— Work to be completed —
Quote the whole listing verbatim.

Start Data

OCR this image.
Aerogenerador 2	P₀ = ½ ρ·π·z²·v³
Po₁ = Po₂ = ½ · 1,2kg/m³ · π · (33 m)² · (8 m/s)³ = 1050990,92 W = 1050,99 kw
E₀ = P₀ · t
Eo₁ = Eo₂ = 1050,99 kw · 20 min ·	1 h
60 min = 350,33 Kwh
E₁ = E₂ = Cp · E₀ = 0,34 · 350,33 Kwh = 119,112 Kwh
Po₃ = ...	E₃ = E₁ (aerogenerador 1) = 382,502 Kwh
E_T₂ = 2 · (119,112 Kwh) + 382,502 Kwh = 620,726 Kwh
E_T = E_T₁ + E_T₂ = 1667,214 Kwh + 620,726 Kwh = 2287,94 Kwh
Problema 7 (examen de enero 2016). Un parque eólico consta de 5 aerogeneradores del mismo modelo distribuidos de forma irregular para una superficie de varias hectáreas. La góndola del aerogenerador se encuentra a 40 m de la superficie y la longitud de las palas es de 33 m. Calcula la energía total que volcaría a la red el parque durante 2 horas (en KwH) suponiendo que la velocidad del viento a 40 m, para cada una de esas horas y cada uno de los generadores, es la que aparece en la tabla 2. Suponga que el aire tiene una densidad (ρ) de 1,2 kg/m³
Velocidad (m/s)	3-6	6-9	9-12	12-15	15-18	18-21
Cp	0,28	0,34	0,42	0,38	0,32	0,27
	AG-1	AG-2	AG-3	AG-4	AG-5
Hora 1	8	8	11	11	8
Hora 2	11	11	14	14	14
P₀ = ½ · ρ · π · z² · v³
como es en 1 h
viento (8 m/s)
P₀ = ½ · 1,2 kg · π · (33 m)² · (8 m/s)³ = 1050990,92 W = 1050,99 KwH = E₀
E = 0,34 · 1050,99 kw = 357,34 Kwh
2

End Data

— Correct result —
OCR this image.
Aerogenerador 2	P₀ = ½ ρ·π·z²·v³
Po₁ = Po₂ = ½ · 1,2kg/m³ · π · (33 m)² · (8 m/s)³ = 1050990,92 W = 1050,99 kw
E₀ = P₀ · t
Eo₁ = Eo₂ = 1050,99 kw · 20 min ·	1 h
60 min = 350,33 Kwh
E₁ = E₂ = Cp · E₀ = 0,34 · 350,33 Kwh = 119,112 Kwh
Po₃ = ...	E₃ = E₁ (aerogenerador 1) = 382,502 Kwh
E_T₂ = 2 · (119,112 Kwh) + 382,502 Kwh = 620,726 Kwh
E_T = E_T₁ + E_T₂ = 1667,214 Kwh + 620,726 Kwh = 2287,94 Kwh
Problema 7 (examen de enero 2016). Un parque eólico consta de 5 aerogeneradores del mismo modelo distribuidos de forma irregular para una superficie de varias hectáreas. La góndola del aerogenerador se encuentra a 40 m de la superficie y la longitud de las palas es de 33 m. Calcula la energía total que volcaría a la red el parque durante 2 horas (en KwH) suponiendo que la velocidad del viento a 40 m, para cada una de esas horas y cada uno de los generadores, es la que aparece en la tabla 2. Suponga que el aire tiene una densidad (ρ) de 1,2 kg/m³
Velocidad (m/s)	3-6	6-9	9-12	12-15	15-18	18-21
Cp	0,28	0,34	0,42	0,38	0,32	0,27
	AG-1	AG-2	AG-3	AG-4	AG-5
Hora 1	8	8	11	11	8
Hora 2	11	11	14	14	14
P₀ = ½ · ρ · π · z² · v³
como es en 1 h
viento (8 m/s)
P₀ = ½ · 1,2 kg · π · (33 m)² · (8 m/s)³ = 1050990,92 W = 1050,99 KwH = E₀
E = 0,34 · 1050,99 kw = 357,34 Kwh
2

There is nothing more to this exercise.